### TO DO
Print out the entries below with no edits.

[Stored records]
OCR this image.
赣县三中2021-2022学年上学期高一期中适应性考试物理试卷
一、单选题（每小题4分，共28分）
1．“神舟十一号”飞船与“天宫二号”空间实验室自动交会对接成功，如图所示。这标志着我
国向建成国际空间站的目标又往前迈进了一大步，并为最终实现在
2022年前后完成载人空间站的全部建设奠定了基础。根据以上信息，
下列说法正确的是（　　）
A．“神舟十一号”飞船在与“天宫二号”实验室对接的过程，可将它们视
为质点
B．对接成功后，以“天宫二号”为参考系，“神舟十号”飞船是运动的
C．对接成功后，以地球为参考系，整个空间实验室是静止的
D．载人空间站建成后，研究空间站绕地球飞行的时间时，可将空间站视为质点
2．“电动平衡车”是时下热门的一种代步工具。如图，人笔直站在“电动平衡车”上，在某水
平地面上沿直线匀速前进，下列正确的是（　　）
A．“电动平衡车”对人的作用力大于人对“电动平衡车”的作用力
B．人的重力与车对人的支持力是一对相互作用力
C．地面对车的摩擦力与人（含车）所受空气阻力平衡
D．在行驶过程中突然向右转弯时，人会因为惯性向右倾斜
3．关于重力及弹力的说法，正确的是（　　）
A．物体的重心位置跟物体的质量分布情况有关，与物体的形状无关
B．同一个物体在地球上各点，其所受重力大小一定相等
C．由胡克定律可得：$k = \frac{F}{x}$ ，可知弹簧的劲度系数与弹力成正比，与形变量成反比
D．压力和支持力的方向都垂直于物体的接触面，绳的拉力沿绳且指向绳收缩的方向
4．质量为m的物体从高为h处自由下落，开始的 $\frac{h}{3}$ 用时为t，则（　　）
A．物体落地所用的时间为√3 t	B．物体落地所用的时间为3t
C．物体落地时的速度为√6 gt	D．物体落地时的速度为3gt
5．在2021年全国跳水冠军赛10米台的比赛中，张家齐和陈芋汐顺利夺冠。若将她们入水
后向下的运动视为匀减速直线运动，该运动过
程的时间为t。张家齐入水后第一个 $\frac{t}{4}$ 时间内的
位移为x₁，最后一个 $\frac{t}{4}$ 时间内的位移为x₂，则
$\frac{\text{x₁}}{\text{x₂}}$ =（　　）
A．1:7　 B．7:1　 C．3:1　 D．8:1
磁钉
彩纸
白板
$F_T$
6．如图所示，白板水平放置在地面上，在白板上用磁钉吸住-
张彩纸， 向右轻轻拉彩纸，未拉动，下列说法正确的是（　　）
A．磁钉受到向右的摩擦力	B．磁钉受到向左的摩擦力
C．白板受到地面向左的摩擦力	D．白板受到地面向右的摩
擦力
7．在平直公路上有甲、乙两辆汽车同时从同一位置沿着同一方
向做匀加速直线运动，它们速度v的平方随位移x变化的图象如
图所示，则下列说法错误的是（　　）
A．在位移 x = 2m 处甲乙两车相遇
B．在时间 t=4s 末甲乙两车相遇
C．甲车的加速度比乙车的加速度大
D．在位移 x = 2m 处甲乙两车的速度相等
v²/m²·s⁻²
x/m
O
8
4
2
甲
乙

### ANSWER BELOW
OCR this image.
赣县三中2021-2022学年上学期高一期中适应性考试物理试卷
一、单选题（每小题4分，共28分）
1．“神舟十一号”飞船与“天宫二号”空间实验室自动交会对接成功，如图所示。这标志着我
国向建成国际空间站的目标又往前迈进了一大步，并为最终实现在
2022年前后完成载人空间站的全部建设奠定了基础。根据以上信息，
下列说法正确的是（　　）
A．“神舟十一号”飞船在与“天宫二号”实验室对接的过程，可将它们视
为质点
B．对接成功后，以“天宫二号”为参考系，“神舟十号”飞船是运动的
C．对接成功后，以地球为参考系，整个空间实验室是静止的
D．载人空间站建成后，研究空间站绕地球飞行的时间时，可将空间站视为质点
2．“电动平衡车”是时下热门的一种代步工具。如图，人笔直站在“电动平衡车”上，在某水
平地面上沿直线匀速前进，下列正确的是（　　）
A．“电动平衡车”对人的作用力大于人对“电动平衡车”的作用力
B．人的重力与车对人的支持力是一对相互作用力
C．地面对车的摩擦力与人（含车）所受空气阻力平衡
D．在行驶过程中突然向右转弯时，人会因为惯性向右倾斜
3．关于重力及弹力的说法，正确的是（　　）
A．物体的重心位置跟物体的质量分布情况有关，与物体的形状无关
B．同一个物体在地球上各点，其所受重力大小一定相等
C．由胡克定律可得：$k = \frac{F}{x}$ ，可知弹簧的劲度系数与弹力成正比，与形变量成反比
D．压力和支持力的方向都垂直于物体的接触面，绳的拉力沿绳且指向绳收缩的方向
4．质量为m的物体从高为h处自由下落，开始的 $\frac{h}{3}$ 用时为t，则（　　）
A．物体落地所用的时间为√3 t	B．物体落地所用的时间为3t
C．物体落地时的速度为√6 gt	D．物体落地时的速度为3gt
5．在2021年全国跳水冠军赛10米台的比赛中，张家齐和陈芋汐顺利夺冠。若将她们入水
后向下的运动视为匀减速直线运动，该运动过
程的时间为t。张家齐入水后第一个 $\frac{t}{4}$ 时间内的
位移为x₁，最后一个 $\frac{t}{4}$ 时间内的位移为x₂，则
$\frac{\text{x₁}}{\text{x₂}}$ =（　　）
A．1:7　 B．7:1　 C．3:1　 D．8:1
磁钉
彩纸
白板
$F_T$
6．如图所示，白板水平放置在地面上，在白板上用磁钉吸住-
张彩纸， 向右轻轻拉彩纸，未拉动，下列说法正确的是（　　）
A．磁钉受到向右的摩擦力	B．磁钉受到向左的摩擦力
C．白板受到地面向左的摩擦力	D．白板受到地面向右的摩
擦力
7．在平直公路上有甲、乙两辆汽车同时从同一位置沿着同一方
向做匀加速直线运动，它们速度v的平方随位移x变化的图象如
图所示，则下列说法错误的是（　　）
A．在位移 x = 2m 处甲乙两车相遇
B．在时间 t=4s 末甲乙两车相遇
C．甲车的加速度比乙车的加速度大
D．在位移 x = 2m 处甲乙两车的速度相等
v²/m²·s⁻²
x/m
O
8
4
2
甲
乙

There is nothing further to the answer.